— Start Stored data —

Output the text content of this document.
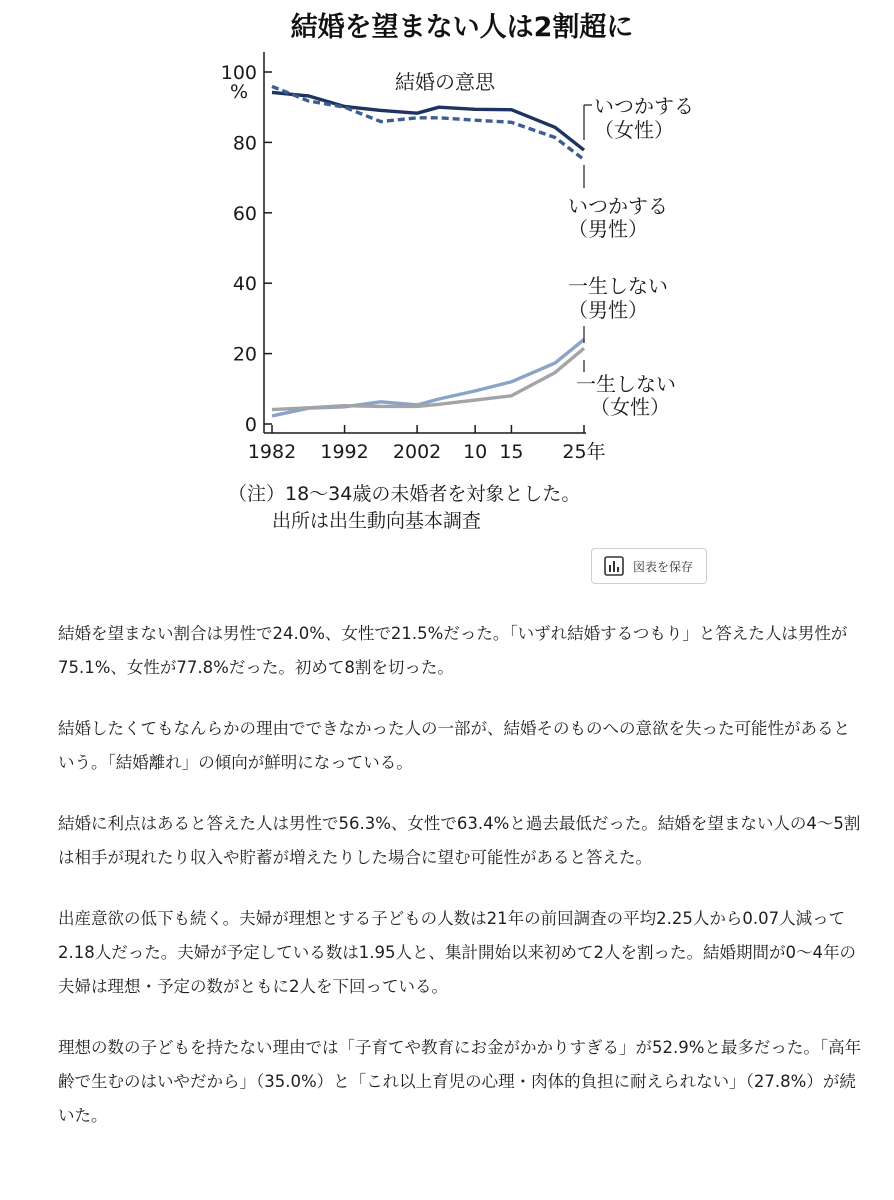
結婚を望まない人は2割超に
0
20
40
60
80
100
1982 1992 2002 10 15 25年
%	結婚の意思
いつかする
（女性）
いつかする
（男性）
一生しない
（男性）
一生しない
（女性）
（注）18〜34歳の未婚者を対象とした。
出所は出生動向基本調査
図表を保存

結婚を望まない割合は男性で24.0%、女性で21.5%だった。「いずれ結婚するつもり」と答えた人は男性が75.1%、女性が77.8%だった。初めて8割を切った。

結婚したくてもなんらかの理由でできなかった人の一部が、結婚そのものへの意欲を失った可能性があるという。「結婚離れ」の傾向が鮮明になっている。

結婚に利点はあると答えた人は男性で56.3%、女性で63.4%と過去最低だった。結婚を望まない人の4〜5割は相手が現れたり収入や貯蓄が増えたりした場合に望む可能性があると答えた。

出産意欲の低下も続く。夫婦が理想とする子どもの人数は21年の前回調査の平均2.25人から0.07人減って2.18人だった。夫婦が予定している数は1.95人と、集計開始以来初めて2人を割った。結婚期間が0〜4年の夫婦は理想・予定の数がともに2人を下回っている。

理想の数の子どもを持たない理由では「子育てや教育にお金がかかりすぎる」が52.9%と最多だった。「高年齢で生むのはいやだから」（35.0%）と「これ以上育児の心理・肉体的負担に耐えられない」（27.8%）が続いた。
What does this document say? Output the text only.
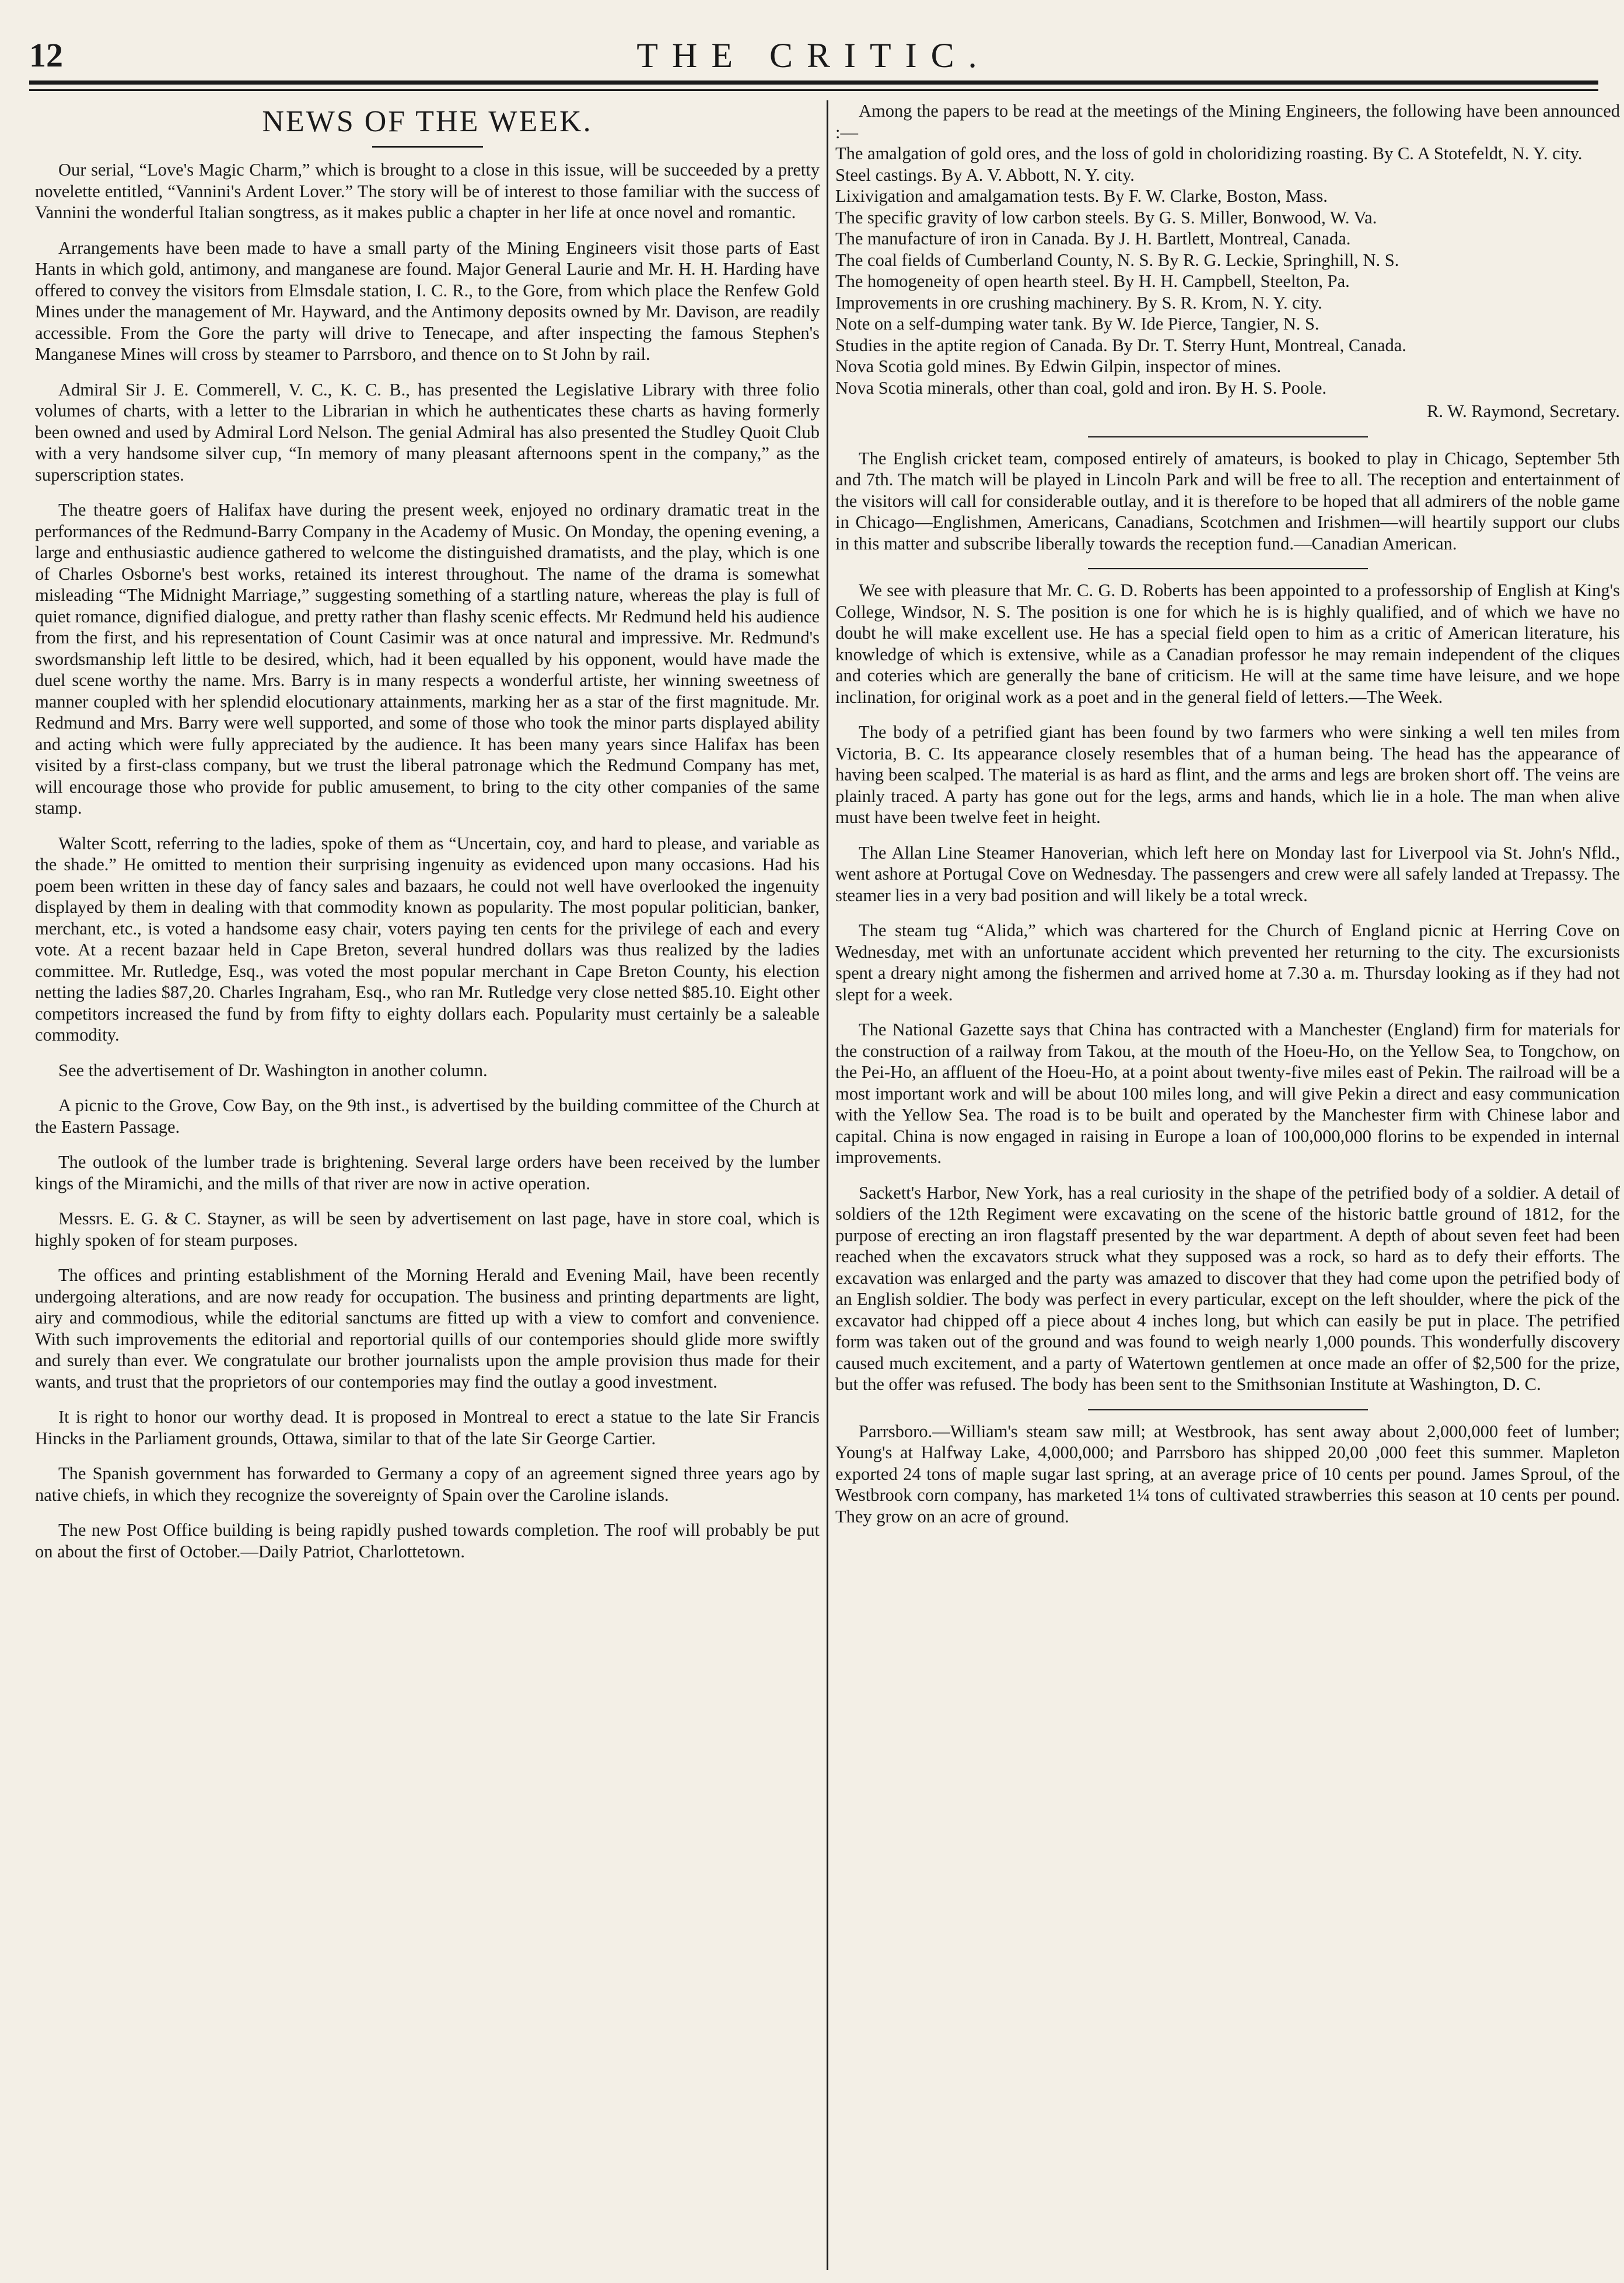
12	THE CRITIC.
NEWS OF THE WEEK.

Our serial, “Love's Magic Charm,” which is brought to a close in this issue, will be succeeded by a pretty novelette entitled, “Vannini's Ardent Lover.” The story will be of interest to those familiar with the success of Vannini the wonderful Italian songtress, as it makes public a chapter in her life at once novel and romantic.

Arrangements have been made to have a small party of the Mining Engineers visit those parts of East Hants in which gold, antimony, and manganese are found. Major General Laurie and Mr. H. H. Harding have offered to convey the visitors from Elmsdale station, I. C. R., to the Gore, from which place the Renfew Gold Mines under the management of Mr. Hayward, and the Antimony deposits owned by Mr. Davison, are readily accessible. From the Gore the party will drive to Tenecape, and after inspecting the famous Stephen's Manganese Mines will cross by steamer to Parrsboro, and thence on to St John by rail.

Admiral Sir J. E. Commerell, V. C., K. C. B., has presented the Legislative Library with three folio volumes of charts, with a letter to the Librarian in which he authenticates these charts as having formerly been owned and used by Admiral Lord Nelson. The genial Admiral has also presented the Studley Quoit Club with a very handsome silver cup, “In memory of many pleasant afternoons spent in the company,” as the superscription states.

The theatre goers of Halifax have during the present week, enjoyed no ordinary dramatic treat in the performances of the Redmund-Barry Company in the Academy of Music. On Monday, the opening evening, a large and enthusiastic audience gathered to welcome the distinguished dramatists, and the play, which is one of Charles Osborne's best works, retained its interest throughout. The name of the drama is somewhat misleading “The Midnight Marriage,” suggesting something of a startling nature, whereas the play is full of quiet romance, dignified dialogue, and pretty rather than flashy scenic effects. Mr Redmund held his audience from the first, and his representation of Count Casimir was at once natural and impressive. Mr. Redmund's swordsmanship left little to be desired, which, had it been equalled by his opponent, would have made the duel scene worthy the name. Mrs. Barry is in many respects a wonderful artiste, her winning sweetness of manner coupled with her splendid elocutionary attainments, marking her as a star of the first magnitude. Mr. Redmund and Mrs. Barry were well supported, and some of those who took the minor parts displayed ability and acting which were fully appreciated by the audience. It has been many years since Halifax has been visited by a first-class company, but we trust the liberal patronage which the Redmund Company has met, will encourage those who provide for public amusement, to bring to the city other companies of the same stamp.

Walter Scott, referring to the ladies, spoke of them as “Uncertain, coy, and hard to please, and variable as the shade.” He omitted to mention their surprising ingenuity as evidenced upon many occasions. Had his poem been written in these day of fancy sales and bazaars, he could not well have overlooked the ingenuity displayed by them in dealing with that commodity known as popularity. The most popular politician, banker, merchant, etc., is voted a handsome easy chair, voters paying ten cents for the privilege of each and every vote. At a recent bazaar held in Cape Breton, several hundred dollars was thus realized by the ladies committee. Mr. Rutledge, Esq., was voted the most popular merchant in Cape Breton County, his election netting the ladies $87,20. Charles Ingraham, Esq., who ran Mr. Rutledge very close netted $85.10. Eight other competitors increased the fund by from fifty to eighty dollars each. Popularity must certainly be a saleable commodity.

See the advertisement of Dr. Washington in another column.

A picnic to the Grove, Cow Bay, on the 9th inst., is advertised by the building committee of the Church at the Eastern Passage.

The outlook of the lumber trade is brightening. Several large orders have been received by the lumber kings of the Miramichi, and the mills of that river are now in active operation.

Messrs. E. G. & C. Stayner, as will be seen by advertisement on last page, have in store coal, which is highly spoken of for steam purposes.

The offices and printing establishment of the Morning Herald and Evening Mail, have been recently undergoing alterations, and are now ready for occupation. The business and printing departments are light, airy and commodious, while the editorial sanctums are fitted up with a view to comfort and convenience. With such improvements the editorial and reportorial quills of our contempories should glide more swiftly and surely than ever. We congratulate our brother journalists upon the ample provision thus made for their wants, and trust that the proprietors of our contempories may find the outlay a good investment.

It is right to honor our worthy dead. It is proposed in Montreal to erect a statue to the late Sir Francis Hincks in the Parliament grounds, Ottawa, similar to that of the late Sir George Cartier.

The Spanish government has forwarded to Germany a copy of an agreement signed three years ago by native chiefs, in which they recognize the sovereignty of Spain over the Caroline islands.

The new Post Office building is being rapidly pushed towards completion. The roof will probably be put on about the first of October.—Daily Patriot, Charlottetown.

Among the papers to be read at the meetings of the Mining Engineers, the following have been announced :—

The amalgation of gold ores, and the loss of gold in choloridizing roasting. By C. A Stotefeldt, N. Y. city.

Steel castings. By A. V. Abbott, N. Y. city.

Lixivigation and amalgamation tests. By F. W. Clarke, Boston, Mass.

The specific gravity of low carbon steels. By G. S. Miller, Bonwood, W. Va.

The manufacture of iron in Canada. By J. H. Bartlett, Montreal, Canada.

The coal fields of Cumberland County, N. S. By R. G. Leckie, Springhill, N. S.

The homogeneity of open hearth steel. By H. H. Campbell, Steelton, Pa.

Improvements in ore crushing machinery. By S. R. Krom, N. Y. city.

Note on a self-dumping water tank. By W. Ide Pierce, Tangier, N. S.

Studies in the aptite region of Canada. By Dr. T. Sterry Hunt, Montreal, Canada.

Nova Scotia gold mines. By Edwin Gilpin, inspector of mines.

Nova Scotia minerals, other than coal, gold and iron. By H. S. Poole.

R. W. Raymond, Secretary.

The English cricket team, composed entirely of amateurs, is booked to play in Chicago, September 5th and 7th. The match will be played in Lincoln Park and will be free to all. The reception and entertainment of the visitors will call for considerable outlay, and it is therefore to be hoped that all admirers of the noble game in Chicago—Englishmen, Americans, Canadians, Scotchmen and Irishmen—will heartily support our clubs in this matter and subscribe liberally towards the reception fund.—Canadian American.

We see with pleasure that Mr. C. G. D. Roberts has been appointed to a professorship of English at King's College, Windsor, N. S. The position is one for which he is is highly qualified, and of which we have no doubt he will make excellent use. He has a special field open to him as a critic of American literature, his knowledge of which is extensive, while as a Canadian professor he may remain independent of the cliques and coteries which are generally the bane of criticism. He will at the same time have leisure, and we hope inclination, for original work as a poet and in the general field of letters.—The Week.

The body of a petrified giant has been found by two farmers who were sinking a well ten miles from Victoria, B. C. Its appearance closely resembles that of a human being. The head has the appearance of having been scalped. The material is as hard as flint, and the arms and legs are broken short off. The veins are plainly traced. A party has gone out for the legs, arms and hands, which lie in a hole. The man when alive must have been twelve feet in height.

The Allan Line Steamer Hanoverian, which left here on Monday last for Liverpool via St. John's Nfld., went ashore at Portugal Cove on Wednesday. The passengers and crew were all safely landed at Trepassy. The steamer lies in a very bad position and will likely be a total wreck.

The steam tug “Alida,” which was chartered for the Church of England picnic at Herring Cove on Wednesday, met with an unfortunate accident which prevented her returning to the city. The excursionists spent a dreary night among the fishermen and arrived home at 7.30 a. m. Thursday looking as if they had not slept for a week.

The National Gazette says that China has contracted with a Manchester (England) firm for materials for the construction of a railway from Takou, at the mouth of the Hoeu-Ho, on the Yellow Sea, to Tongchow, on the Pei-Ho, an affluent of the Hoeu-Ho, at a point about twenty-five miles east of Pekin. The railroad will be a most important work and will be about 100 miles long, and will give Pekin a direct and easy communication with the Yellow Sea. The road is to be built and operated by the Manchester firm with Chinese labor and capital. China is now engaged in raising in Europe a loan of 100,000,000 florins to be expended in internal improvements.

Sackett's Harbor, New York, has a real curiosity in the shape of the petrified body of a soldier. A detail of soldiers of the 12th Regiment were excavating on the scene of the historic battle ground of 1812, for the purpose of erecting an iron flagstaff presented by the war department. A depth of about seven feet had been reached when the excavators struck what they supposed was a rock, so hard as to defy their efforts. The excavation was enlarged and the party was amazed to discover that they had come upon the petrified body of an English soldier. The body was perfect in every particular, except on the left shoulder, where the pick of the excavator had chipped off a piece about 4 inches long, but which can easily be put in place. The petrified form was taken out of the ground and was found to weigh nearly 1,000 pounds. This wonderfully discovery caused much excitement, and a party of Watertown gentlemen at once made an offer of $2,500 for the prize, but the offer was refused. The body has been sent to the Smithsonian Institute at Washington, D. C.

Parrsboro.—William's steam saw mill; at Westbrook, has sent away about 2,000,000 feet of lumber; Young's at Halfway Lake, 4,000,000; and Parrsboro has shipped 20,00 ,000 feet this summer. Mapleton exported 24 tons of maple sugar last spring, at an average price of 10 cents per pound. James Sproul, of the Westbrook corn company, has marketed 1¼ tons of cultivated strawberries this season at 10 cents per pound. They grow on an acre of ground.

— End Stored data —

# Exercise:
Locate all lines in the listing above with the word "building" and copy them.

# Reply to the exercise:
A picnic to the Grove, Cow Bay, on the 9th inst., is advertised by the building committee of the Church at the Eastern Passage.
The new Post Office building is being rapidly pushed towards completion. The roof will probably be put on about the first of October.—Daily Patriot, Charlottetown.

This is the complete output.